[SET PROBLEM] Skip any picture you find and retype all the remaining lines exactly.

[EXERCISE DATA]
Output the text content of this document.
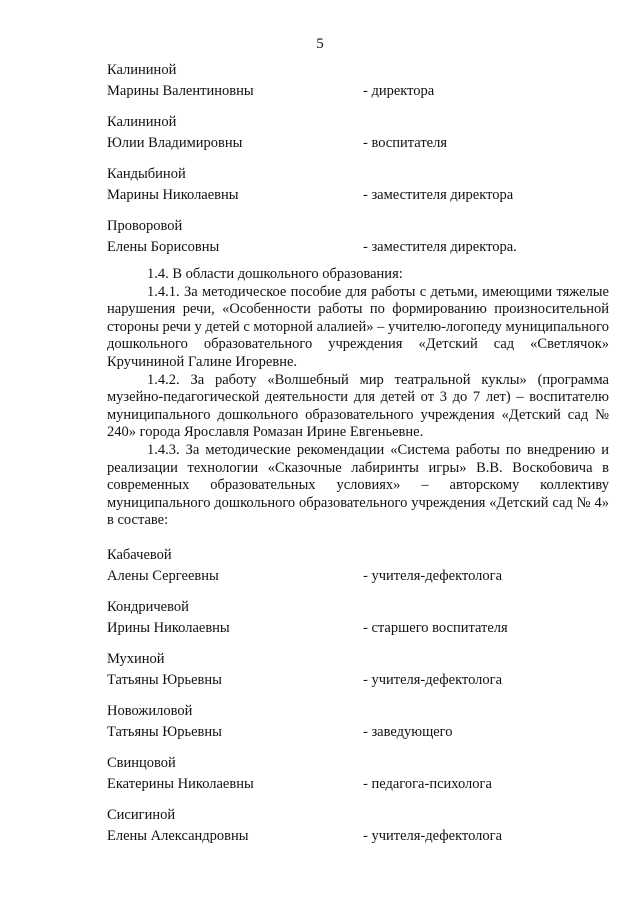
5
Калининой
Марины Валентиновны	- директора
Калининой
Юлии Владимировны	- воспитателя
Кандыбиной
Марины Николаевны	- заместителя директора
Проворовой
Елены Борисовны	- заместителя директора.

1.4. В области дошкольного образования:

1.4.1. За методическое пособие для работы с детьми, имеющими тяжелые нарушения речи, «Особенности работы по формированию произносительной стороны речи у детей с моторной алалией» – учителю-логопеду муниципального дошкольного образовательного учреждения «Детский сад «Светлячок» Кручининой Галине Игоревне.

1.4.2. За работу «Волшебный мир театральной куклы» (программа музейно-педагогической деятельности для детей от 3 до 7 лет) – воспитателю муниципального дошкольного образовательного учреждения «Детский сад № 240» города Ярославля Ромазан Ирине Евгеньевне.

1.4.3. За методические рекомендации «Система работы по внедрению и реализации технологии «Сказочные лабиринты игры» В.В. Воскобовича в современных образовательных условиях» – авторскому коллективу муниципального дошкольного образовательного учреждения «Детский сад № 4» в составе:

Кабачевой
Алены Сергеевны	- учителя-дефектолога
Кондричевой
Ирины Николаевны	- старшего воспитателя
Мухиной
Татьяны Юрьевны	- учителя-дефектолога
Новожиловой
Татьяны Юрьевны	- заведующего
Свинцовой
Екатерины Николаевны	- педагога-психолога
Сисигиной
Елены Александровны	- учителя-дефектолога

[IN RESPONSE]
Output the text content of this document.
5
Калининой
Марины Валентиновны	- директора
Калининой
Юлии Владимировны	- воспитателя
Кандыбиной
Марины Николаевны	- заместителя директора
Проворовой
Елены Борисовны	- заместителя директора.

1.4. В области дошкольного образования:

1.4.1. За методическое пособие для работы с детьми, имеющими тяжелые нарушения речи, «Особенности работы по формированию произносительной стороны речи у детей с моторной алалией» – учителю-логопеду муниципального дошкольного образовательного учреждения «Детский сад «Светлячок» Кручининой Галине Игоревне.

1.4.2. За работу «Волшебный мир театральной куклы» (программа музейно-педагогической деятельности для детей от 3 до 7 лет) – воспитателю муниципального дошкольного образовательного учреждения «Детский сад № 240» города Ярославля Ромазан Ирине Евгеньевне.

1.4.3. За методические рекомендации «Система работы по внедрению и реализации технологии «Сказочные лабиринты игры» В.В. Воскобовича в современных образовательных условиях» – авторскому коллективу муниципального дошкольного образовательного учреждения «Детский сад № 4» в составе:

Кабачевой
Алены Сергеевны	- учителя-дефектолога
Кондричевой
Ирины Николаевны	- старшего воспитателя
Мухиной
Татьяны Юрьевны	- учителя-дефектолога
Новожиловой
Татьяны Юрьевны	- заведующего
Свинцовой
Екатерины Николаевны	- педагога-психолога
Сисигиной
Елены Александровны	- учителя-дефектолога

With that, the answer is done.